- _RICHIESTA SCRITTA A_: Riporta il brano sul consenso digitale, tutto da "La ricerca ha" fino a "vengano realmente utilizzati?", rinominando "consenso" in "assenso".

- _BRANO FORNITO_:
%%
Adulti e ragazzi vivono una vita sempre più social, con una media di più di 5 profili a testa, e sono sempre più connessi via smartphone (il 95% degli adulti e il 97% dei ragazzi ne possiede uno), ma sono quasi del tutto inconsapevoli delle conseguenze delle loro attività in rete: sanno che mentre navigano i loro dati vengono registrati (i due terzi sia degli adulti che dei ragazzi) anche se non sanno esattamente quali; se ne dicono preoccupati (l’80% di entrambi i gruppi di riferimento), ma hanno ormai interiorizzato l’idea che la loro cessione sia il giusto prezzo per essere presenti on line e accedere ai servizi che interessano loro (circa il 90% di tutti coloro che consentono ad un’app l’accesso ai propri contatti). Questo lo scenario che emerge dalla ricerca inedita di Ipsos per Save the Children su “Il consenso in ambiente digitale: percezione e consapevolezza tra i teen e gli adulti”, diffusa oggi alla vigilia del Safer Internet Day, la giornata annuale per la promozione di un utilizzo sicuro e responsabile delle tecnologie digitali.
La ricerca ha voluto esplorare il consenso in internet, inteso come la possibilità di esercitare una scelta libera e consapevole delle sue implicazioni. Ma è davvero possibile esercitarlo, a fronte, ad esempio, di una scarsa conoscenza, da parte sia dei ragazzi che degli adulti, della natura dei dati raccolti online e di come questi vengano realmente utilizzati?
La ricerca rivela che vi è una scarsa cura della propria storia online sia per gli adulti che per i ragazzi, che non prevede una “manutenzione” costante dei propri profili e che sembra quasi esasperare l’importanza esclusiva dell’essere “presente qui e ora”: circa 9 su 10 non compiono azioni efficaci per proteggere la propria immagine online, come cancellare post passati (solo il 18% dei ragazzi e il 14% degli adulti l’ha fatto almeno una volta), togliere il tag del proprio nome da una foto postata online (lo fa solo il 12% di entrambi i gruppi di riferimento) o bloccare qualcuno su Facebook o Whatsapp (lo fa solo il 19% dei ragazzi e il 16% degli adulti).
%%
- _MATERIALE ESTRATTO_:
%%
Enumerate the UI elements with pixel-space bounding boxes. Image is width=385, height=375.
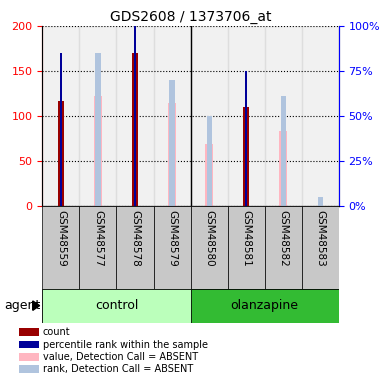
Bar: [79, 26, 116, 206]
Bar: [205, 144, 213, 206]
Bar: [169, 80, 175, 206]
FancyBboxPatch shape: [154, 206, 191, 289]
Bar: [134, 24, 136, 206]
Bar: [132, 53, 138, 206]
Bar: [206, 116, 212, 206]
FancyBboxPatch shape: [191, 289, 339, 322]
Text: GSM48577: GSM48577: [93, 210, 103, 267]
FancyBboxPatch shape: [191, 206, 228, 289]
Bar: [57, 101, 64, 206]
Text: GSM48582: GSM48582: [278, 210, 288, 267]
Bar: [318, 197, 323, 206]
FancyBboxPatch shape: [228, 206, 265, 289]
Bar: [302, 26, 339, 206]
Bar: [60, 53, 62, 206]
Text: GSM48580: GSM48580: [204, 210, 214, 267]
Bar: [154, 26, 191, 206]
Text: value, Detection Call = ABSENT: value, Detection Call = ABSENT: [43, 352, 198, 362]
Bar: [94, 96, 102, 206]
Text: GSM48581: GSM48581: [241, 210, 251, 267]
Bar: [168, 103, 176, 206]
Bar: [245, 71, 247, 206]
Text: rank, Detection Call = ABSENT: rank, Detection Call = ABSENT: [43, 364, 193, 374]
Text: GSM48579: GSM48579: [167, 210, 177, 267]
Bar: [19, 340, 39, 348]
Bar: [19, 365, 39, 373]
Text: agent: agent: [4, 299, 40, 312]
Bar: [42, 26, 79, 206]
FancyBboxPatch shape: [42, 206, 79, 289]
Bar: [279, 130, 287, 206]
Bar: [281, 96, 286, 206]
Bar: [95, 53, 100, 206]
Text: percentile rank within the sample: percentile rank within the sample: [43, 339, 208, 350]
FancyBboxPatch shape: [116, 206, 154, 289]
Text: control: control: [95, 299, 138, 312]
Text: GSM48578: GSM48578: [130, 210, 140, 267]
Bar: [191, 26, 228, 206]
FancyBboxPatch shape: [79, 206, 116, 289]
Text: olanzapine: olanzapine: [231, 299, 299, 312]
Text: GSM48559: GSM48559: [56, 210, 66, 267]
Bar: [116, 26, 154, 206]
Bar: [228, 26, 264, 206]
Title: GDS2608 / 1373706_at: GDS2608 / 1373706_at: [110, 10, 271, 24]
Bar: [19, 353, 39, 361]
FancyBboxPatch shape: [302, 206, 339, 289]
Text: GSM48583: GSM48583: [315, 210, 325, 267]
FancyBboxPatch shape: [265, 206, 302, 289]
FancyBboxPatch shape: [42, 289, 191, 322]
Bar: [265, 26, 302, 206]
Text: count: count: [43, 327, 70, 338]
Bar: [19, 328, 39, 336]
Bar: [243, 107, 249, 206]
%%
- _RICHIESTA SCRITTA B_: Per favore, conta le righe che contengono la stringa "FancyBboxPatch" e scrivi soltanto il numero.

- _RISPOSTA SCRITTA A_:
La ricerca ha voluto esplorare il assenso in internet, inteso come la possibilità di esercitare una scelta libera e consapevole delle sue implicazioni. Ma è davvero possibile esercitarlo, a fronte, ad esempio, di una scarsa conoscenza, da parte sia dei ragazzi che degli adulti, della natura dei dati raccolti online e di come questi vengano realmente utilizzati?

- _RISPOSTA SCRITTA B_: 10